◆ INSTRUCTION
Review the material and extract every line in which the word "faire" occurs.
________________________
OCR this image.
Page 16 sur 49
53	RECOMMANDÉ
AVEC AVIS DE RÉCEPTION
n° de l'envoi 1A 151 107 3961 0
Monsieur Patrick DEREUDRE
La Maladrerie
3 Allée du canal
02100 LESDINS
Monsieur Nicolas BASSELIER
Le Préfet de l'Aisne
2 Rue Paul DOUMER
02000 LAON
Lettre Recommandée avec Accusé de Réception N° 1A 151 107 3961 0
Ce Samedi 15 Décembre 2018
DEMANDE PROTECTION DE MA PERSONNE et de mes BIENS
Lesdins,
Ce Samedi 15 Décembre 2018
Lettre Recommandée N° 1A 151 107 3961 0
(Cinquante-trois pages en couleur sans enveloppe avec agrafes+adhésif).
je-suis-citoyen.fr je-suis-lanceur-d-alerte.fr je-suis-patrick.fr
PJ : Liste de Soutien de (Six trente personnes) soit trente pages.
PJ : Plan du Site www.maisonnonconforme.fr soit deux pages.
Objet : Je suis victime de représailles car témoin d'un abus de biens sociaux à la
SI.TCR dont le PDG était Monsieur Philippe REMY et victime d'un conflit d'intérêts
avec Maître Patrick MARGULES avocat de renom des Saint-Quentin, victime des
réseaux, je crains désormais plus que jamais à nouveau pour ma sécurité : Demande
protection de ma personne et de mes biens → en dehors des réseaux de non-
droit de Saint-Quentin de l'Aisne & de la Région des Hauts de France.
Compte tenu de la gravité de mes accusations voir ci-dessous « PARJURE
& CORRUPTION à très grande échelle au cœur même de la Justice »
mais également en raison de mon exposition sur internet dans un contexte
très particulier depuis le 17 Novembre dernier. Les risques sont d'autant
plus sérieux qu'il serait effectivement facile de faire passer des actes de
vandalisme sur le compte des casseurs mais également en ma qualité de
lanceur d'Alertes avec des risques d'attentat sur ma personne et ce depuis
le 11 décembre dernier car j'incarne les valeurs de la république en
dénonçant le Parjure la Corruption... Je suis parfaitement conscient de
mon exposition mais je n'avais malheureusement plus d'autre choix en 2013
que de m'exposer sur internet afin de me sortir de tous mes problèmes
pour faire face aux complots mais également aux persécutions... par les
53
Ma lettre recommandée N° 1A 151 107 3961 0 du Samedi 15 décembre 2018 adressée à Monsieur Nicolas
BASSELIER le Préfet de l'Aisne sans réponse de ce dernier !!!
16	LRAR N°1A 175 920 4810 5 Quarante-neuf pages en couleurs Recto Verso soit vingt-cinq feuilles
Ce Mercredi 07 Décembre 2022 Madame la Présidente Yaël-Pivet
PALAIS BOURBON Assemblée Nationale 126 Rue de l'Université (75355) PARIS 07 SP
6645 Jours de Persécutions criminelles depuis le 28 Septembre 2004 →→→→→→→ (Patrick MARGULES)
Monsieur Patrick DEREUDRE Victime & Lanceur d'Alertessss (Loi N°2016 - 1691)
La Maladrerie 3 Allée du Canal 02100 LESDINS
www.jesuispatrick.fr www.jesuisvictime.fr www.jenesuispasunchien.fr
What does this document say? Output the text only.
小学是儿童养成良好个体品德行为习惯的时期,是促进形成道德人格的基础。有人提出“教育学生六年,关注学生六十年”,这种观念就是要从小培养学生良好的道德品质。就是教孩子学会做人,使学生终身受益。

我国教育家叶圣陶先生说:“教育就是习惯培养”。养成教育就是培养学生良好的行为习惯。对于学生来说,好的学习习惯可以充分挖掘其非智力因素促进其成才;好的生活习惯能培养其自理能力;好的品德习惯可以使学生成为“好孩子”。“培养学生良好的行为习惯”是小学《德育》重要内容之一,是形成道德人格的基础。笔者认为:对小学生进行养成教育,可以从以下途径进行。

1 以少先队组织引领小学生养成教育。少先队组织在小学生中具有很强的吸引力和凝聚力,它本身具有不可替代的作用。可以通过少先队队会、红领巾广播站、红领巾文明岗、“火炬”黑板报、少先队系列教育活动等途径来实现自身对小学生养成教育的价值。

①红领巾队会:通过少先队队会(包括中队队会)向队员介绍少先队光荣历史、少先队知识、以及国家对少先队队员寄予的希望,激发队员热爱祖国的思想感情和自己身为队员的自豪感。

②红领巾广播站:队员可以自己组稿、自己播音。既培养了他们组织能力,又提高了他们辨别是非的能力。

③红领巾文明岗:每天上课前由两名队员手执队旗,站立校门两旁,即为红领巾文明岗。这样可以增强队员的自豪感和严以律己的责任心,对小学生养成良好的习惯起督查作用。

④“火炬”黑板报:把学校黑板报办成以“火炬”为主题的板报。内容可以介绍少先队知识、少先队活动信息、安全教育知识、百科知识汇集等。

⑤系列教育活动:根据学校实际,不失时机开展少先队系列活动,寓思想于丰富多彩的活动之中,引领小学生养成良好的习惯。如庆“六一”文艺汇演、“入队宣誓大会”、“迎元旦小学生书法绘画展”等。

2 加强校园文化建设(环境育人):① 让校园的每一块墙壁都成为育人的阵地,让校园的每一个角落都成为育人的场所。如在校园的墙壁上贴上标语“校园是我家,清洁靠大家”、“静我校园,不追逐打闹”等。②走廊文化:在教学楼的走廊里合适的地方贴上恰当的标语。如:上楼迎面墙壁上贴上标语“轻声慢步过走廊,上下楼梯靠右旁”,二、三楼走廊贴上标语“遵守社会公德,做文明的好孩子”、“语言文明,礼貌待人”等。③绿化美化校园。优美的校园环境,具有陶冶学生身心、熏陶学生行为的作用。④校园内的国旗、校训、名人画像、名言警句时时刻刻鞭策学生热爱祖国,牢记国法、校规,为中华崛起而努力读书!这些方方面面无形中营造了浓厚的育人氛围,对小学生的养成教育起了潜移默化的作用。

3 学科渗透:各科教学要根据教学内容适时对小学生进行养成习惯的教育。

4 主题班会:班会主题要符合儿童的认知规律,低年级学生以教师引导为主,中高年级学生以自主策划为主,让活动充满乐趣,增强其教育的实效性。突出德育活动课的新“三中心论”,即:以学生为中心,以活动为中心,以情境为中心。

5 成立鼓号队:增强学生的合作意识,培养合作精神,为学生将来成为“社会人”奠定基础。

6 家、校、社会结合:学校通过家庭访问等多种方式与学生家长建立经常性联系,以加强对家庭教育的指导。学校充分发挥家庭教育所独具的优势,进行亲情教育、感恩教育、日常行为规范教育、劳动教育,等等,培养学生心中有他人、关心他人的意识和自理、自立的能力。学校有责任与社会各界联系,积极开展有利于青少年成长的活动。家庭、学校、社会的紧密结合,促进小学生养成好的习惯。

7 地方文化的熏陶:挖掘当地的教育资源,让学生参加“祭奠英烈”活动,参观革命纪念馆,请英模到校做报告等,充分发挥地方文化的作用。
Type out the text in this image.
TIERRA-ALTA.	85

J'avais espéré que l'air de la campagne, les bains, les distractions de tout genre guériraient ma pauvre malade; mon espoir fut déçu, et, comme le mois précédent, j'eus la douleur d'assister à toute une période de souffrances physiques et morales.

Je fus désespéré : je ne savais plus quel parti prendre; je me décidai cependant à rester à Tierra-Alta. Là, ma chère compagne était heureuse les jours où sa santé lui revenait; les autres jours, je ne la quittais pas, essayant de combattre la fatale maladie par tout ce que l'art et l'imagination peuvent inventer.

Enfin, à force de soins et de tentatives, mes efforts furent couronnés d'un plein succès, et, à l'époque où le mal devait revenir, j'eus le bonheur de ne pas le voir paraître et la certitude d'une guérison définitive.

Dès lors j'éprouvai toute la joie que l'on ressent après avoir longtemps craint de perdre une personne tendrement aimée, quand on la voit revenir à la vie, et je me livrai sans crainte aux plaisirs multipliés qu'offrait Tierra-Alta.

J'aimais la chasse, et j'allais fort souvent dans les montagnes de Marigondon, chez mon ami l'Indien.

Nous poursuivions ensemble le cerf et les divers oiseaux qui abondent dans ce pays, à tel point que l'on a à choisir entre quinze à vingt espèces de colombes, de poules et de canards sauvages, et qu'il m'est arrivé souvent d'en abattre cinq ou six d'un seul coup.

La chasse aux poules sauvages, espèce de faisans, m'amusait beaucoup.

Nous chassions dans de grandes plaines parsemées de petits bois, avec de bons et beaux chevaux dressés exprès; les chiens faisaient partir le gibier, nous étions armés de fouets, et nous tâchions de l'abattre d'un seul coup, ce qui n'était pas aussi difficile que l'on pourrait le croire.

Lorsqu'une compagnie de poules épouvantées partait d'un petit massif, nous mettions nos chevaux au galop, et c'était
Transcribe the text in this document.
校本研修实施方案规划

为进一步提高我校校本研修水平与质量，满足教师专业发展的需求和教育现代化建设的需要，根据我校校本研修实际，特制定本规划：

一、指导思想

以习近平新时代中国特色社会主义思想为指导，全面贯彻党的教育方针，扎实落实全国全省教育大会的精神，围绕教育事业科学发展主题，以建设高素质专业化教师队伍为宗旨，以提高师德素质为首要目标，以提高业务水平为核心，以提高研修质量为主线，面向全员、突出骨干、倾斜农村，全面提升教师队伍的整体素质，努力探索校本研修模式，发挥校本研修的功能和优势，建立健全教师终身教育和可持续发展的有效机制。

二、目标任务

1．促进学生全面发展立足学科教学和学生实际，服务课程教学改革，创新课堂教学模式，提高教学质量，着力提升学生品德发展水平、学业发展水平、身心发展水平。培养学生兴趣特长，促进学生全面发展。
________________________
◆ RESULT
plus sérieux qu'il serait effectivement facile de faire passer des actes de
pour faire face aux complots mais également aux persécutions... par les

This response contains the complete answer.